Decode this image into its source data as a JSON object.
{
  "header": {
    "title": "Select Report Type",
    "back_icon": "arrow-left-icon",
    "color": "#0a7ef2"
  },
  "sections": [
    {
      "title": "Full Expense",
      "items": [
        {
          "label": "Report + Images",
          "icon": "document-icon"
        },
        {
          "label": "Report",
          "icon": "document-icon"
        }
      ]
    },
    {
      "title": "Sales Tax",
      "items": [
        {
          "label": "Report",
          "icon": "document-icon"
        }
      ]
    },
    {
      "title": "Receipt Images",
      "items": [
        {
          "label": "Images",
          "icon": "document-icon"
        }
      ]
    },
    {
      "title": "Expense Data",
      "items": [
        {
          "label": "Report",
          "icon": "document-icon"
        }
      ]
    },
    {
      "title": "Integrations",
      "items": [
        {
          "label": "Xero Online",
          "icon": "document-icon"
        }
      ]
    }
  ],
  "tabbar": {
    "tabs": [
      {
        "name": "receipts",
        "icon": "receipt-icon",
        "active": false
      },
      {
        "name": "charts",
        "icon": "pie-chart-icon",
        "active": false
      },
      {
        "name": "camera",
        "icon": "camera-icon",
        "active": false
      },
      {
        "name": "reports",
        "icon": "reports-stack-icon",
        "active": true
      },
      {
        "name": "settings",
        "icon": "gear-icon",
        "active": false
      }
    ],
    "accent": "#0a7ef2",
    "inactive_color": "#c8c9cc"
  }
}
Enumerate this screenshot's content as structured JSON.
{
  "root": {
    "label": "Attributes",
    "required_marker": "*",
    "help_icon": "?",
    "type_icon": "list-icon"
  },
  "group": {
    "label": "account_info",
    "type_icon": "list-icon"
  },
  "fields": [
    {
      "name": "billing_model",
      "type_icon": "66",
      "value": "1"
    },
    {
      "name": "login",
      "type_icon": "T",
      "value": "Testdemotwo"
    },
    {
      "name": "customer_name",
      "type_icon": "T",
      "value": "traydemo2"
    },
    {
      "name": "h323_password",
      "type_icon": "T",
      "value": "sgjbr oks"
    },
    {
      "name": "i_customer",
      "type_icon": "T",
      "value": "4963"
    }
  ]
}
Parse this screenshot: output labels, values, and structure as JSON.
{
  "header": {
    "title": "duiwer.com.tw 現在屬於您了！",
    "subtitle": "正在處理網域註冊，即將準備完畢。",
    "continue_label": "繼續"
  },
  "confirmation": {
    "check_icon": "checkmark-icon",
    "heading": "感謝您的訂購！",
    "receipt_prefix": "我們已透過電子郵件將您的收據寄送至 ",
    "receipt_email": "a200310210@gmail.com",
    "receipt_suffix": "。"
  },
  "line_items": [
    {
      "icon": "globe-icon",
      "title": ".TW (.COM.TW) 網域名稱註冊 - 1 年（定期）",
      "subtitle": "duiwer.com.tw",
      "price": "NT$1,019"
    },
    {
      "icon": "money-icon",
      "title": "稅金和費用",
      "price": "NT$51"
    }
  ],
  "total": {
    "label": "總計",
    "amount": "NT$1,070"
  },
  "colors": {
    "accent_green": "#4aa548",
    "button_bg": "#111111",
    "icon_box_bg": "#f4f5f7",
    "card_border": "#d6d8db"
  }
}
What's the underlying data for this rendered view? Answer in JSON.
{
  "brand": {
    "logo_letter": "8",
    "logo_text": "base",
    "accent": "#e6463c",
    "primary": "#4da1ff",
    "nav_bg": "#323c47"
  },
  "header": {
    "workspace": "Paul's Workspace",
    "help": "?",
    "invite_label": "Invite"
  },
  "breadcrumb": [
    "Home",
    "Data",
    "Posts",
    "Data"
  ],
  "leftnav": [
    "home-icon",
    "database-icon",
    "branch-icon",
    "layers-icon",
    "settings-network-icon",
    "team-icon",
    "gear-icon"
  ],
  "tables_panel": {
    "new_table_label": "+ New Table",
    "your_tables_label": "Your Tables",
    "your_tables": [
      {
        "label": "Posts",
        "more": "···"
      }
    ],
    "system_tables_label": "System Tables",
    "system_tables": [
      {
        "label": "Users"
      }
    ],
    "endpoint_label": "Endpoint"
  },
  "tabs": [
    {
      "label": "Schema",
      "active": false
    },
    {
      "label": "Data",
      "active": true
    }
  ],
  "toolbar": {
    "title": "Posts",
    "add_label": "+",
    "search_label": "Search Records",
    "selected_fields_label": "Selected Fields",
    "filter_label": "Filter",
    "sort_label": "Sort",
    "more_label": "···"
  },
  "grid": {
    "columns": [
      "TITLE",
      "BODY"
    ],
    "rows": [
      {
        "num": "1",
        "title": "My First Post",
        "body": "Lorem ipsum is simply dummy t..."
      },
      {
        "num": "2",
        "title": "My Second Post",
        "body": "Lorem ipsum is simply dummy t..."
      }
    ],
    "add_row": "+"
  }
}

GOAL:
Make an exact copy of every line in the data.

EXPECTED ANSWER:
Decode this image into its source data as a JSON object.
{
  "header": {
    "title": "Select Report Type",
    "back_icon": "arrow-left-icon",
    "color": "#0a7ef2"
  },
  "sections": [
    {
      "title": "Full Expense",
      "items": [
        {
          "label": "Report + Images",
          "icon": "document-icon"
        },
        {
          "label": "Report",
          "icon": "document-icon"
        }
      ]
    },
    {
      "title": "Sales Tax",
      "items": [
        {
          "label": "Report",
          "icon": "document-icon"
        }
      ]
    },
    {
      "title": "Receipt Images",
      "items": [
        {
          "label": "Images",
          "icon": "document-icon"
        }
      ]
    },
    {
      "title": "Expense Data",
      "items": [
        {
          "label": "Report",
          "icon": "document-icon"
        }
      ]
    },
    {
      "title": "Integrations",
      "items": [
        {
          "label": "Xero Online",
          "icon": "document-icon"
        }
      ]
    }
  ],
  "tabbar": {
    "tabs": [
      {
        "name": "receipts",
        "icon": "receipt-icon",
        "active": false
      },
      {
        "name": "charts",
        "icon": "pie-chart-icon",
        "active": false
      },
      {
        "name": "camera",
        "icon": "camera-icon",
        "active": false
      },
      {
        "name": "reports",
        "icon": "reports-stack-icon",
        "active": true
      },
      {
        "name": "settings",
        "icon": "gear-icon",
        "active": false
      }
    ],
    "accent": "#0a7ef2",
    "inactive_color": "#c8c9cc"
  }
}
Enumerate this screenshot's content as structured JSON.
{
  "root": {
    "label": "Attributes",
    "required_marker": "*",
    "help_icon": "?",
    "type_icon": "list-icon"
  },
  "group": {
    "label": "account_info",
    "type_icon": "list-icon"
  },
  "fields": [
    {
      "name": "billing_model",
      "type_icon": "66",
      "value": "1"
    },
    {
      "name": "login",
      "type_icon": "T",
      "value": "Testdemotwo"
    },
    {
      "name": "customer_name",
      "type_icon": "T",
      "value": "traydemo2"
    },
    {
      "name": "h323_password",
      "type_icon": "T",
      "value": "sgjbr oks"
    },
    {
      "name": "i_customer",
      "type_icon": "T",
      "value": "4963"
    }
  ]
}
Parse this screenshot: output labels, values, and structure as JSON.
{
  "header": {
    "title": "duiwer.com.tw 現在屬於您了！",
    "subtitle": "正在處理網域註冊，即將準備完畢。",
    "continue_label": "繼續"
  },
  "confirmation": {
    "check_icon": "checkmark-icon",
    "heading": "感謝您的訂購！",
    "receipt_prefix": "我們已透過電子郵件將您的收據寄送至 ",
    "receipt_email": "a200310210@gmail.com",
    "receipt_suffix": "。"
  },
  "line_items": [
    {
      "icon": "globe-icon",
      "title": ".TW (.COM.TW) 網域名稱註冊 - 1 年（定期）",
      "subtitle": "duiwer.com.tw",
      "price": "NT$1,019"
    },
    {
      "icon": "money-icon",
      "title": "稅金和費用",
      "price": "NT$51"
    }
  ],
  "total": {
    "label": "總計",
    "amount": "NT$1,070"
  },
  "colors": {
    "accent_green": "#4aa548",
    "button_bg": "#111111",
    "icon_box_bg": "#f4f5f7",
    "card_border": "#d6d8db"
  }
}
What's the underlying data for this rendered view? Answer in JSON.
{
  "brand": {
    "logo_letter": "8",
    "logo_text": "base",
    "accent": "#e6463c",
    "primary": "#4da1ff",
    "nav_bg": "#323c47"
  },
  "header": {
    "workspace": "Paul's Workspace",
    "help": "?",
    "invite_label": "Invite"
  },
  "breadcrumb": [
    "Home",
    "Data",
    "Posts",
    "Data"
  ],
  "leftnav": [
    "home-icon",
    "database-icon",
    "branch-icon",
    "layers-icon",
    "settings-network-icon",
    "team-icon",
    "gear-icon"
  ],
  "tables_panel": {
    "new_table_label": "+ New Table",
    "your_tables_label": "Your Tables",
    "your_tables": [
      {
        "label": "Posts",
        "more": "···"
      }
    ],
    "system_tables_label": "System Tables",
    "system_tables": [
      {
        "label": "Users"
      }
    ],
    "endpoint_label": "Endpoint"
  },
  "tabs": [
    {
      "label": "Schema",
      "active": false
    },
    {
      "label": "Data",
      "active": true
    }
  ],
  "toolbar": {
    "title": "Posts",
    "add_label": "+",
    "search_label": "Search Records",
    "selected_fields_label": "Selected Fields",
    "filter_label": "Filter",
    "sort_label": "Sort",
    "more_label": "···"
  },
  "grid": {
    "columns": [
      "TITLE",
      "BODY"
    ],
    "rows": [
      {
        "num": "1",
        "title": "My First Post",
        "body": "Lorem ipsum is simply dummy t..."
      },
      {
        "num": "2",
        "title": "My Second Post",
        "body": "Lorem ipsum is simply dummy t..."
      }
    ],
    "add_row": "+"
  }
}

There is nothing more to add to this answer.